Image-based layout entries:
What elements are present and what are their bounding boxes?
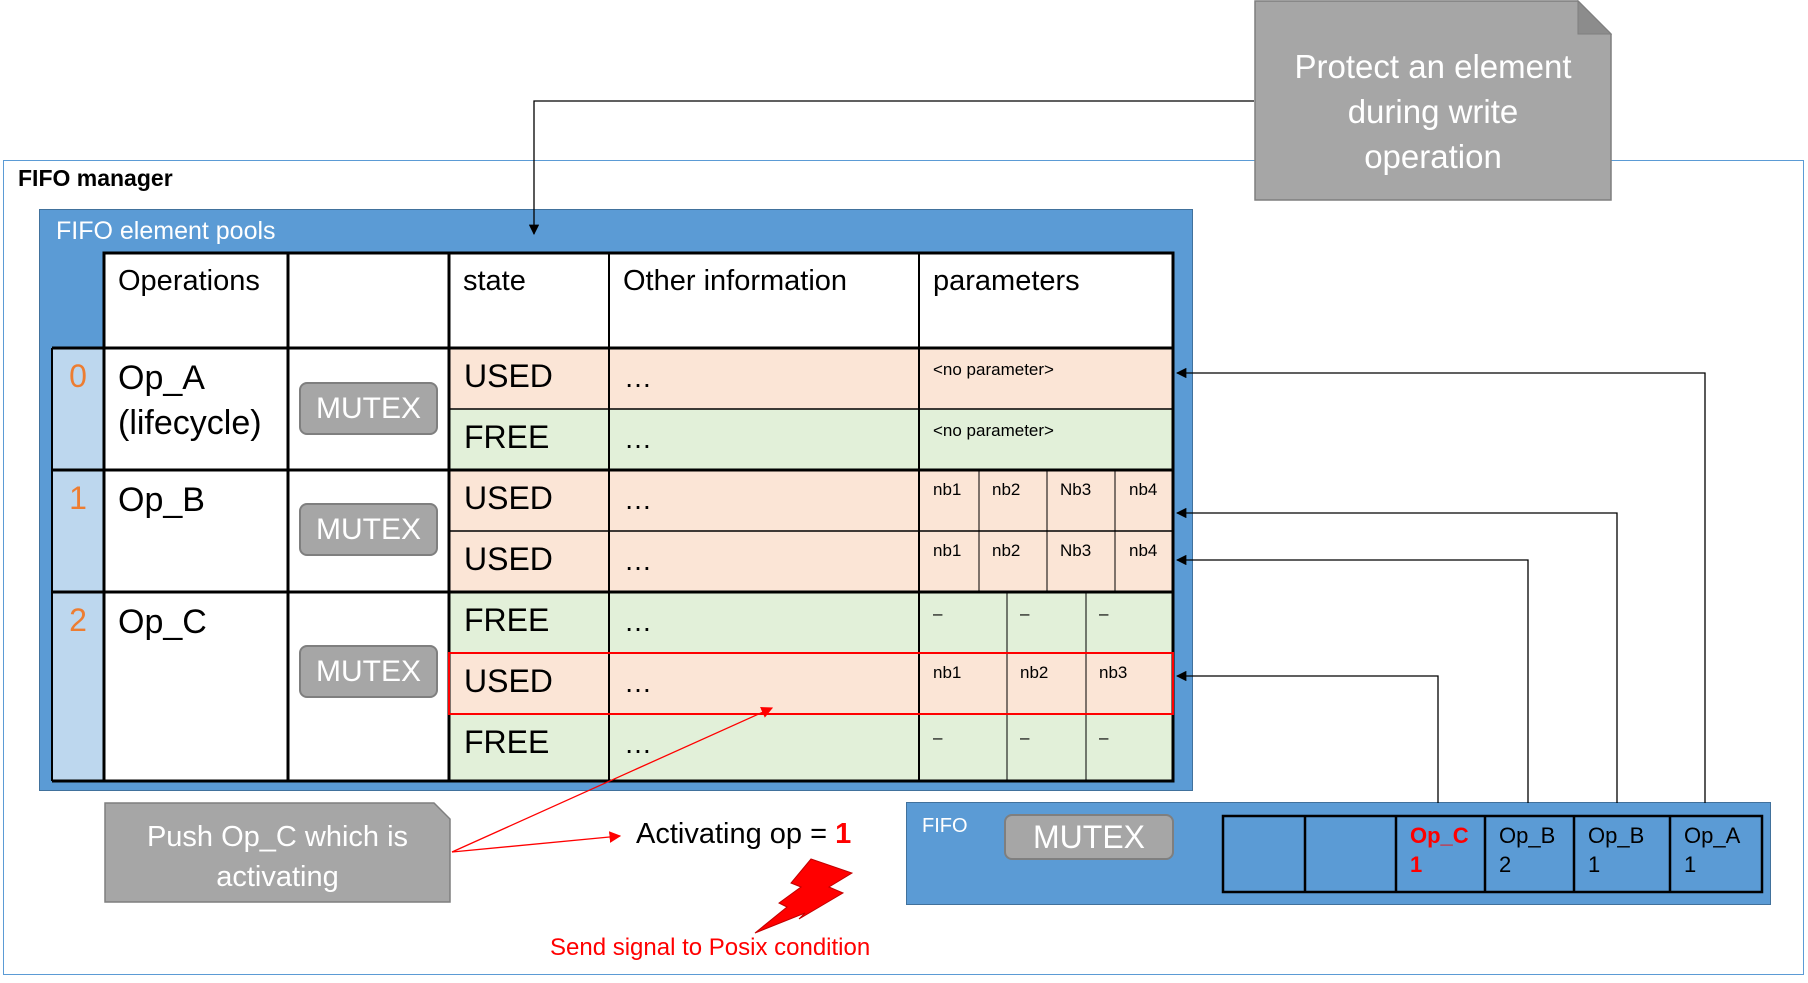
fifo-op-a-arrow — [1175, 367, 1706, 803]
push-to-activating-arrow — [451, 831, 622, 853]
push-to-element-arrow — [451, 706, 774, 853]
fifo-op-b-2-arrow — [1175, 554, 1529, 803]
protect-arrow — [528, 100, 1254, 236]
connector-arrows — [451, 100, 1706, 853]
fifo-op-c-arrow — [1175, 670, 1439, 803]
fifo-op-b-1-arrow — [1175, 507, 1618, 803]
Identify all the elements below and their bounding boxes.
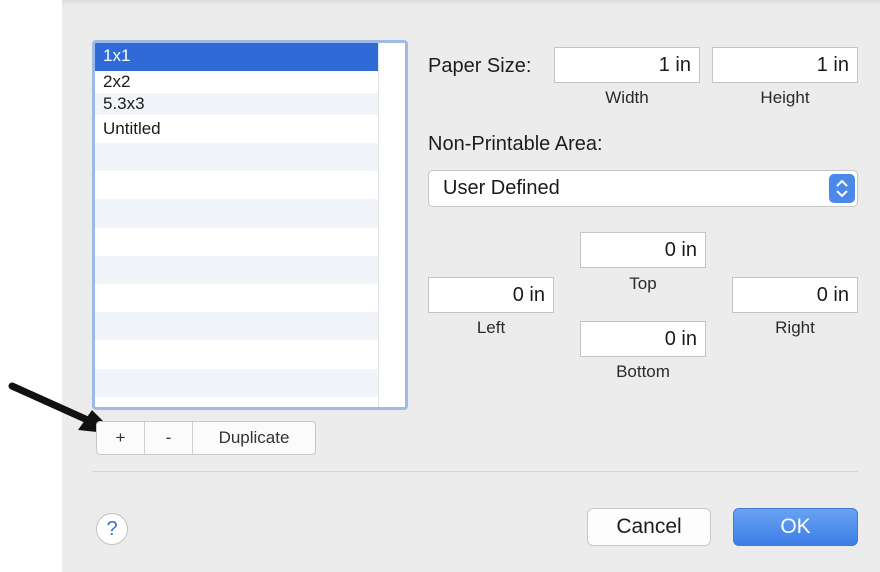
left-caption: Left: [476, 318, 506, 337]
cancel-button[interactable]: Cancel: [587, 508, 711, 546]
empty-list-row: [95, 227, 379, 256]
non-printable-area-label: Non-Printable Area:: [428, 133, 603, 155]
paper-height-field[interactable]: 1 in: [712, 47, 858, 83]
ok-button[interactable]: OK: [733, 508, 858, 546]
empty-list-row: [95, 340, 379, 369]
selected-option-label: User Defined: [443, 177, 560, 199]
right-caption: Right: [775, 318, 815, 337]
width-caption: Width: [605, 88, 649, 107]
list-item-1x1[interactable]: 1x1: [95, 43, 379, 71]
empty-list-row: [95, 283, 379, 313]
list-item-untitled[interactable]: Untitled: [95, 115, 379, 143]
empty-list-row: [95, 368, 379, 397]
add-paper-button[interactable]: +: [97, 422, 145, 454]
paper-size-label: Paper Size:: [428, 55, 532, 77]
empty-list-row: [95, 171, 379, 200]
margin-left-field[interactable]: 0 in: [428, 277, 554, 313]
remove-paper-button[interactable]: -: [145, 422, 193, 454]
list-edit-buttons: + - Duplicate: [96, 421, 316, 455]
margin-bottom-field[interactable]: 0 in: [580, 321, 706, 357]
margin-right-field[interactable]: 0 in: [732, 277, 858, 313]
dialog-top-edge: [62, 0, 880, 6]
list-item-2x2[interactable]: 2x2: [95, 71, 379, 93]
paper-size-list[interactable]: 1x1 2x2 5.3x3 Untitled: [92, 40, 408, 410]
empty-list-row: [95, 312, 379, 341]
footer-divider: [92, 471, 858, 472]
duplicate-paper-button[interactable]: Duplicate: [193, 422, 315, 454]
height-caption: Height: [760, 88, 810, 107]
list-item-5-3x3[interactable]: 5.3x3: [95, 93, 379, 115]
paper-size-list-rows: 1x1 2x2 5.3x3 Untitled: [95, 43, 379, 407]
help-button[interactable]: ?: [96, 513, 128, 545]
empty-list-row: [95, 199, 379, 228]
list-scrollbar-track[interactable]: [378, 43, 405, 407]
bottom-caption: Bottom: [616, 362, 670, 381]
paper-width-field[interactable]: 1 in: [554, 47, 700, 83]
empty-list-row: [95, 143, 379, 172]
chevron-up-down-icon: [829, 174, 855, 203]
margin-top-field[interactable]: 0 in: [580, 232, 706, 268]
non-printable-area-select[interactable]: User Defined: [428, 170, 858, 207]
empty-list-row: [95, 255, 379, 284]
top-caption: Top: [629, 274, 657, 293]
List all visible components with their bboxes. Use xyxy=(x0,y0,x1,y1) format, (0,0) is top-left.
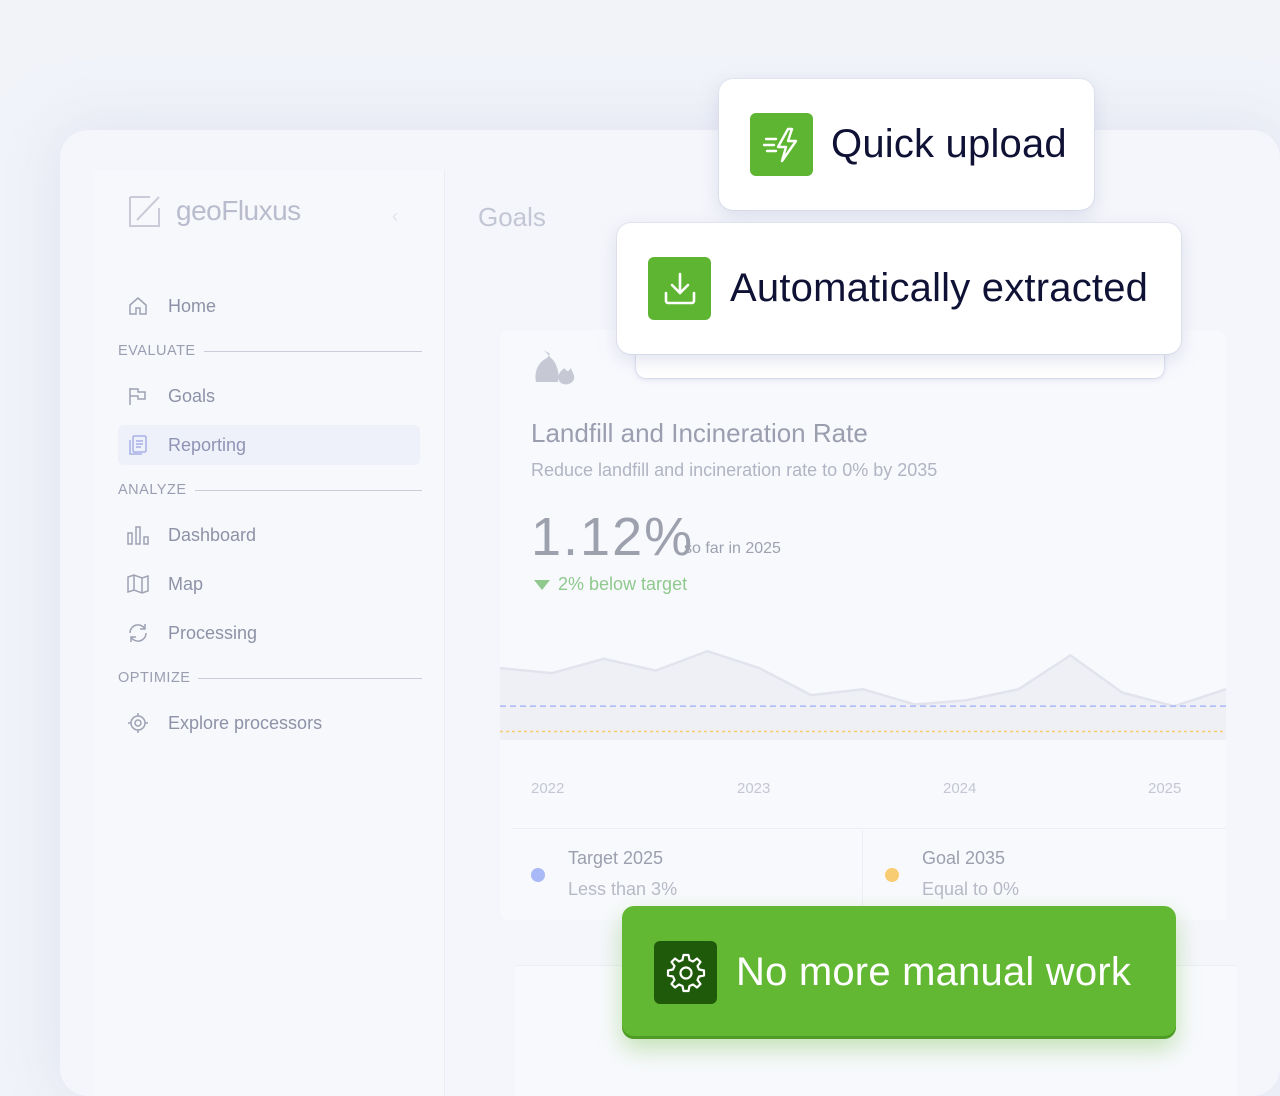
goal-value: 1.12% xyxy=(531,507,695,567)
no-manual-work-card[interactable]: No more manual work xyxy=(622,906,1176,1039)
logo-text: geoFluxus xyxy=(176,195,301,226)
flag-icon xyxy=(129,388,146,405)
waste-fire-icon xyxy=(535,350,575,385)
sidebar-item-label: Goals xyxy=(168,385,216,406)
sidebar-item-reporting[interactable]: Reporting xyxy=(118,425,420,465)
sidebar-item-map[interactable]: Map xyxy=(118,564,420,604)
legend-dot-target xyxy=(531,868,545,882)
goal-chart xyxy=(500,649,1226,740)
gear-icon xyxy=(654,941,717,1004)
x-tick: 2022 xyxy=(531,780,565,797)
sidebar-item-goals[interactable]: Goals xyxy=(118,376,420,416)
sidebar-item-label: Dashboard xyxy=(168,524,257,545)
page-title: Goals xyxy=(478,202,546,232)
target-icon xyxy=(128,713,148,733)
home-icon xyxy=(129,297,147,315)
sidebar-item-processing[interactable]: Processing xyxy=(118,613,420,653)
section-label-optimize: OPTIMIZE xyxy=(118,670,422,686)
sidebar-item-label: Explore processors xyxy=(168,712,323,733)
map-icon xyxy=(127,574,149,594)
auto-extracted-card[interactable]: Automatically extracted xyxy=(617,223,1181,354)
legend-title-goal: Goal 2035 xyxy=(922,848,1006,868)
sidebar-item-label: Reporting xyxy=(168,434,247,455)
sidebar-item-label: Processing xyxy=(168,622,258,643)
x-tick: 2024 xyxy=(943,780,977,797)
section-label-evaluate: EVALUATE xyxy=(118,343,422,359)
trend-text: 2% below target xyxy=(558,574,688,594)
quick-upload-card[interactable]: Quick upload xyxy=(719,79,1094,210)
section-label-analyze: ANALYZE xyxy=(118,482,422,498)
logo[interactable]: geoFluxus xyxy=(128,194,301,228)
legend-dot-goal xyxy=(885,868,899,882)
chart-area xyxy=(500,651,1226,740)
sidebar-item-label: Map xyxy=(168,573,204,594)
refresh-icon xyxy=(129,624,147,642)
sidebar-item-dashboard[interactable]: Dashboard xyxy=(118,515,420,555)
geofluxus-logo-icon xyxy=(129,196,160,227)
bar-chart-icon xyxy=(127,526,149,545)
report-icon xyxy=(129,435,147,455)
no-manual-work-label: No more manual work xyxy=(736,950,1132,994)
trend-indicator: 2% below target xyxy=(534,574,687,595)
goal-subtitle: Reduce landfill and incineration rate to… xyxy=(531,460,938,480)
quick-upload-label: Quick upload xyxy=(831,122,1067,166)
x-tick: 2025 xyxy=(1148,780,1182,797)
legend-title-target: Target 2025 xyxy=(568,848,664,868)
x-tick: 2023 xyxy=(737,780,771,797)
down-arrow-icon xyxy=(534,579,550,590)
legend-subtitle-target: Less than 3% xyxy=(568,879,678,899)
sidebar-item-home[interactable]: Home xyxy=(118,286,420,326)
goal-title: Landfill and Incineration Rate xyxy=(531,418,868,448)
legend-subtitle-goal: Equal to 0% xyxy=(922,879,1020,899)
collapse-sidebar-icon[interactable]: ‹ xyxy=(392,206,398,227)
quick-upload-icon xyxy=(750,113,813,176)
download-icon xyxy=(648,257,711,320)
auto-extracted-label: Automatically extracted xyxy=(730,266,1149,310)
sidebar-item-label: Home xyxy=(168,295,217,316)
sidebar-item-explore-processors[interactable]: Explore processors xyxy=(118,703,420,743)
goal-value-caption: so far in 2025 xyxy=(684,540,781,557)
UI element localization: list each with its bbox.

WRITTEN INSTRUCTION:
Reproduce the rows from the start through the line containing "Identify all the", leaving out the pictures.

RESULT BELOW:
What elements are present and what are their bounding boxes?
fifo-op-a-arrow — [1175, 367, 1706, 803]
push-to-activating-arrow — [451, 831, 622, 853]
push-to-element-arrow — [451, 706, 774, 853]
fifo-op-b-2-arrow — [1175, 554, 1529, 803]
protect-arrow — [528, 100, 1254, 236]
connector-arrows — [451, 100, 1706, 853]
fifo-op-c-arrow — [1175, 670, 1439, 803]
fifo-op-b-1-arrow — [1175, 507, 1618, 803]
Identify all the elements below and their bounding boxes.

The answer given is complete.